(Records from a collection)
▽

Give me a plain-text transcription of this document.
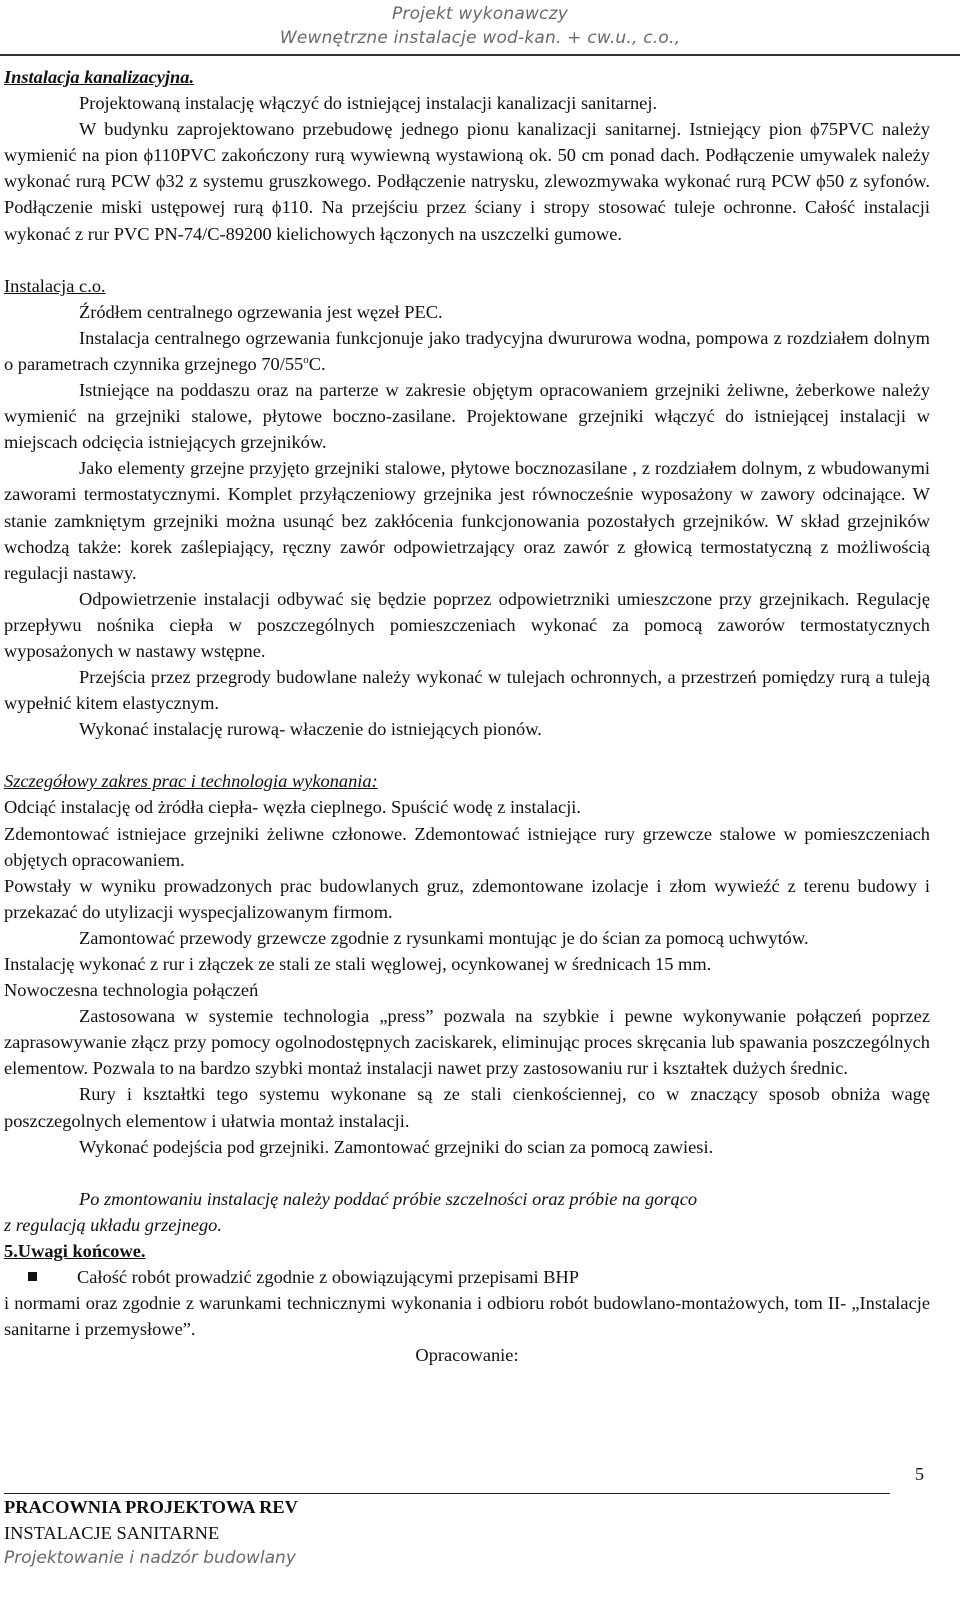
Projekt wykonawczy
Wewnętrzne instalacje wod-kan. + cw.u., c.o.,
Instalacja kanalizacyjna.

Projektowaną instalację włączyć do istniejącej instalacji kanalizacji sanitarnej.

W budynku zaprojektowano przebudowę jednego pionu kanalizacji sanitarnej. Istniejący pion ϕ75PVC należy wymienić na pion ϕ110PVC zakończony rurą wywiewną wystawioną ok. 50 cm ponad dach. Podłączenie umywalek należy wykonać rurą PCW ϕ32 z systemu gruszkowego. Podłączenie natrysku, zlewozmywaka wykonać rurą PCW ϕ50 z syfonów. Podłączenie miski ustępowej rurą ϕ110. Na przejściu przez ściany i stropy stosować tuleje ochronne. Całość instalacji wykonać z rur PVC PN-74/C-89200 kielichowych łączonych na uszczelki gumowe.

Instalacja c.o.

Źródłem centralnego ogrzewania jest węzeł PEC.

Instalacja centralnego ogrzewania funkcjonuje jako tradycyjna dwururowa wodna, pompowa z rozdziałem dolnym o parametrach czynnika grzejnego 70/55$^o$C.

Istniejące na poddaszu oraz na parterze w zakresie objętym opracowaniem grzejniki żeliwne, żeberkowe należy wymienić na grzejniki stalowe, płytowe boczno-zasilane. Projektowane grzejniki włączyć do istniejącej instalacji w miejscach odcięcia istniejących grzejników.

Jako elementy grzejne przyjęto grzejniki stalowe, płytowe bocznozasilane , z rozdziałem dolnym, z wbudowanymi zaworami termostatycznymi. Komplet przyłączeniowy grzejnika jest równocześnie wyposażony w zawory odcinające. W stanie zamkniętym grzejniki można usunąć bez zakłócenia funkcjonowania pozostałych grzejników. W skład grzejników wchodzą także: korek zaślepiający, ręczny zawór odpowietrzający oraz zawór z głowicą termostatyczną z możliwością regulacji nastawy.

Odpowietrzenie instalacji odbywać się będzie poprzez odpowietrzniki umieszczone przy grzejnikach. Regulację przepływu nośnika ciepła w poszczególnych pomieszczeniach wykonać za pomocą zaworów termostatycznych wyposażonych w nastawy wstępne.

Przejścia przez przegrody budowlane należy wykonać w tulejach ochronnych, a przestrzeń pomiędzy rurą a tuleją wypełnić kitem elastycznym.

Wykonać instalację rurową- właczenie do istniejących pionów.

Szczegółowy zakres prac i technologia wykonania:

Odciąć instalację od żródła ciepła- węzła cieplnego. Spuścić wodę z instalacji.

Zdemontować istniejace grzejniki żeliwne członowe. Zdemontować istniejące rury grzewcze stalowe w pomieszczeniach objętych opracowaniem.

Powstały w wyniku prowadzonych prac budowlanych gruz, zdemontowane izolacje i złom wywieźć z terenu budowy i przekazać do utylizacji wyspecjalizowanym firmom.

Zamontować przewody grzewcze zgodnie z rysunkami montując je do ścian za pomocą uchwytów.

Instalację wykonać z rur i złączek ze stali ze stali węglowej, ocynkowanej w średnicach 15 mm.

Nowoczesna technologia połączeń

Zastosowana w systemie technologia „press” pozwala na szybkie i pewne wykonywanie połączeń poprzez zaprasowywanie złącz przy pomocy ogolnodostępnych zaciskarek, eliminując proces skręcania lub spawania poszczególnych elementow. Pozwala to na bardzo szybki montaż instalacji nawet przy zastosowaniu rur i kształtek dużych średnic.

Rury i kształtki tego systemu wykonane są ze stali cienkościennej, co w znaczący sposob obniża wagę poszczegolnych elementow i ułatwia montaż instalacji.

Wykonać podejścia pod grzejniki. Zamontować grzejniki do scian za pomocą zawiesi.

Po zmontowaniu instalację należy poddać próbie szczelności oraz próbie na gorąco

z regulacją układu grzejnego.

5.Uwagi końcowe.
Całość robót prowadzić zgodnie z obowiązującymi przepisami BHP

i normami oraz zgodnie z warunkami technicznymi wykonania i odbioru robót budowlano-montażowych, tom II- „Instalacje sanitarne i przemysłowe”.

Opracowanie:

5
PRACOWNIA PROJEKTOWA REV
INSTALACJE SANITARNE
Projektowanie i nadzór budowlany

△

* **Work instructions**:
Copy each line of the listing in which the word "poprzez" can be found.

* **Answer to the exercise**:
Odpowietrzenie instalacji odbywać się będzie poprzez odpowietrzniki umieszczone przy grzejnikach. Regulację przepływu nośnika ciepła w poszczególnych pomieszczeniach wykonać za pomocą zaworów termostatycznych wyposażonych w nastawy wstępne.
Zastosowana w systemie technologia „press” pozwala na szybkie i pewne wykonywanie połączeń poprzez zaprasowywanie złącz przy pomocy ogolnodostępnych zaciskarek, eliminując proces skręcania lub spawania poszczególnych elementow. Pozwala to na bardzo szybki montaż instalacji nawet przy zastosowaniu rur i kształtek dużych średnic.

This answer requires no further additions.